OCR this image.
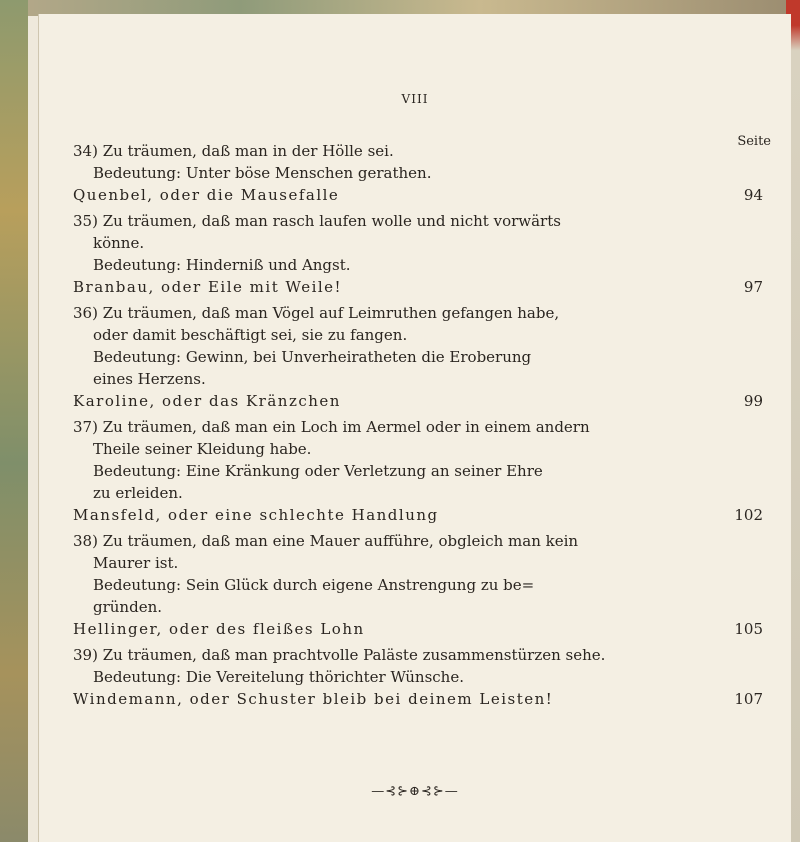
VIII
Seite
34) Zu träumen, daß man in der Hölle sei.
Bedeutung: Unter böse Menschen gerathen.
Quenbel, oder die Mausefalle	94
35) Zu träumen, daß man rasch laufen wolle und nicht vorwärts
könne.
Bedeutung: Hinderniß und Angst.
Branbau, oder Eile mit Weile!	97
36) Zu träumen, daß man Vögel auf Leimruthen gefangen habe,
oder damit beschäftigt sei, sie zu fangen.
Bedeutung: Gewinn, bei Unverheiratheten die Eroberung
eines Herzens.
Karoline, oder das Kränzchen	99
37) Zu träumen, daß man ein Loch im Aermel oder in einem andern
Theile seiner Kleidung habe.
Bedeutung: Eine Kränkung oder Verletzung an seiner Ehre
zu erleiden.
Mansfeld, oder eine schlechte Handlung	102
38) Zu träumen, daß man eine Mauer aufführe, obgleich man kein
Maurer ist.
Bedeutung: Sein Glück durch eigene Anstrengung zu be=
gründen.
Hellinger, oder des fleißes Lohn	105
39) Zu träumen, daß man prachtvolle Paläste zusammenstürzen sehe.
Bedeutung: Die Vereitelung thörichter Wünsche.
Windemann, oder Schuster bleib bei deinem Leisten!	107
—⊰⊱⊕⊰⊱—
::::
TASK DESCRIPTION: Your task is to repeat the data above exactly while excluding the pictures.

COMPLETE OUTPUT:
OCR this image.
VIII
Seite
34) Zu träumen, daß man in der Hölle sei.
Bedeutung: Unter böse Menschen gerathen.
Quenbel, oder die Mausefalle	94
35) Zu träumen, daß man rasch laufen wolle und nicht vorwärts
könne.
Bedeutung: Hinderniß und Angst.
Branbau, oder Eile mit Weile!	97
36) Zu träumen, daß man Vögel auf Leimruthen gefangen habe,
oder damit beschäftigt sei, sie zu fangen.
Bedeutung: Gewinn, bei Unverheiratheten die Eroberung
eines Herzens.
Karoline, oder das Kränzchen	99
37) Zu träumen, daß man ein Loch im Aermel oder in einem andern
Theile seiner Kleidung habe.
Bedeutung: Eine Kränkung oder Verletzung an seiner Ehre
zu erleiden.
Mansfeld, oder eine schlechte Handlung	102
38) Zu träumen, daß man eine Mauer aufführe, obgleich man kein
Maurer ist.
Bedeutung: Sein Glück durch eigene Anstrengung zu be=
gründen.
Hellinger, oder des fleißes Lohn	105
39) Zu träumen, daß man prachtvolle Paläste zusammenstürzen sehe.
Bedeutung: Die Vereitelung thörichter Wünsche.
Windemann, oder Schuster bleib bei deinem Leisten!	107
—⊰⊱⊕⊰⊱—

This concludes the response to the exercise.